What you need to do:
Please copy the material below word for word, starting at its first line and stopping after the line that contains "y-tick-label: 107: [131, 195, 193, 243]".

[Collection entries]
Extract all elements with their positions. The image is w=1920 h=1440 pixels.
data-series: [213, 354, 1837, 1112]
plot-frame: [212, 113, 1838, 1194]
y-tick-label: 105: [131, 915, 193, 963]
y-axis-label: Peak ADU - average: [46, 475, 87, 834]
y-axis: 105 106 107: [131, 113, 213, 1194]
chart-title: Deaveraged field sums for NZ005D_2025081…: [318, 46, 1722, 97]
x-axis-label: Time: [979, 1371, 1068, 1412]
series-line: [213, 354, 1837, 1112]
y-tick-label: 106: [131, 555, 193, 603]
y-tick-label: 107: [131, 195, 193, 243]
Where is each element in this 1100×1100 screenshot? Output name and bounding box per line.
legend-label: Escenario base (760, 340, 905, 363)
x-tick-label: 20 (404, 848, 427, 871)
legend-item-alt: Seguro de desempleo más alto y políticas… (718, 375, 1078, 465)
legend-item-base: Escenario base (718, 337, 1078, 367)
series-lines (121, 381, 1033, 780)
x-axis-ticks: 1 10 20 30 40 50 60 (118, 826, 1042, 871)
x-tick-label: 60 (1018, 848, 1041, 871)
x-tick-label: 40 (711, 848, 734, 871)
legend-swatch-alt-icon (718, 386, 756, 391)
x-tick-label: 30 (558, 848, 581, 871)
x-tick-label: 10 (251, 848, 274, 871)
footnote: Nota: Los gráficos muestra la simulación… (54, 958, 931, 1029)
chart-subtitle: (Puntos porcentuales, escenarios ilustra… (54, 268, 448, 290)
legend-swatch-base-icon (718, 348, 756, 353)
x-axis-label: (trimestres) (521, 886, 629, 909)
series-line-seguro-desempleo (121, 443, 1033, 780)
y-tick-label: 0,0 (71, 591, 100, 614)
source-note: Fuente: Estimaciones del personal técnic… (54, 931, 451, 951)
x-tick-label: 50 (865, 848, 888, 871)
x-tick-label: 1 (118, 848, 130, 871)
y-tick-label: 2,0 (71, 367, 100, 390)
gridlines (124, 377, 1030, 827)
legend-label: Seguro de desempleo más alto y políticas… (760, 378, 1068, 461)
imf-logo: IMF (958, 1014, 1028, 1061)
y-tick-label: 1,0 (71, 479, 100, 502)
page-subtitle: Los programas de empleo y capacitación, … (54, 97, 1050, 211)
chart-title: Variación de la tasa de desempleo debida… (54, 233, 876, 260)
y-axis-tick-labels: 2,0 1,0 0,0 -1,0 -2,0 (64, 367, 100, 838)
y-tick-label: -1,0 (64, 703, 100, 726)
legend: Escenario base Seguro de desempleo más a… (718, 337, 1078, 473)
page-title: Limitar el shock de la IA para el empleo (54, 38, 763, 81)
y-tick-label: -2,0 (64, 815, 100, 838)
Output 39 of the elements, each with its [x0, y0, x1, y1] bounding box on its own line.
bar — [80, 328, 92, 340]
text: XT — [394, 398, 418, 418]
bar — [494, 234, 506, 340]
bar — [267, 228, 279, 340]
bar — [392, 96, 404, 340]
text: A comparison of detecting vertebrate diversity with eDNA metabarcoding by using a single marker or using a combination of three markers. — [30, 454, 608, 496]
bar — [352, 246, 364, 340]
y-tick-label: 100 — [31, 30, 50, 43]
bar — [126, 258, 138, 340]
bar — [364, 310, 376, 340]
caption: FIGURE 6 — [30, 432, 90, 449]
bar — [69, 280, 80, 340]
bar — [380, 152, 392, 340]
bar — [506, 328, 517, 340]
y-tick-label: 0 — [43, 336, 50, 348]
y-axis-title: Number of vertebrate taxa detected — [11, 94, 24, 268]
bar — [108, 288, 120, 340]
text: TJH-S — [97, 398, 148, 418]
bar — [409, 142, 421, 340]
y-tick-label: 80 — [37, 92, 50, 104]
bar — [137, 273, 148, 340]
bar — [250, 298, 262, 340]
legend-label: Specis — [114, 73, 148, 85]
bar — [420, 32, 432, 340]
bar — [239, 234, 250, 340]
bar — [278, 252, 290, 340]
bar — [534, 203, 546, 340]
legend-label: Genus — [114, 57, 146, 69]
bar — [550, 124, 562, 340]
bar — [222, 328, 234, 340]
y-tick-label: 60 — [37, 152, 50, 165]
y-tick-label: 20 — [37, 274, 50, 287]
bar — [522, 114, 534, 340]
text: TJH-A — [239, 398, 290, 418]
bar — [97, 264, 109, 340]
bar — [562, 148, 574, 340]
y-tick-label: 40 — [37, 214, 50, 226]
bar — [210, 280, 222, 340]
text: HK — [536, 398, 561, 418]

Task response:
Extract all elements with their positions. The image is w=1920 h=1440 pixels.
data-series: [213, 354, 1837, 1112]
plot-frame: [212, 113, 1838, 1194]
y-tick-label: 105: [131, 915, 193, 963]
y-axis-label: Peak ADU - average: [46, 475, 87, 834]
y-axis: 105 106 107: [131, 113, 213, 1194]
chart-title: Deaveraged field sums for NZ005D_2025081…: [318, 46, 1722, 97]
x-axis-label: Time: [979, 1371, 1068, 1412]
series-line: [213, 354, 1837, 1112]
y-tick-label: 106: [131, 555, 193, 603]
y-tick-label: 107: [131, 195, 193, 243]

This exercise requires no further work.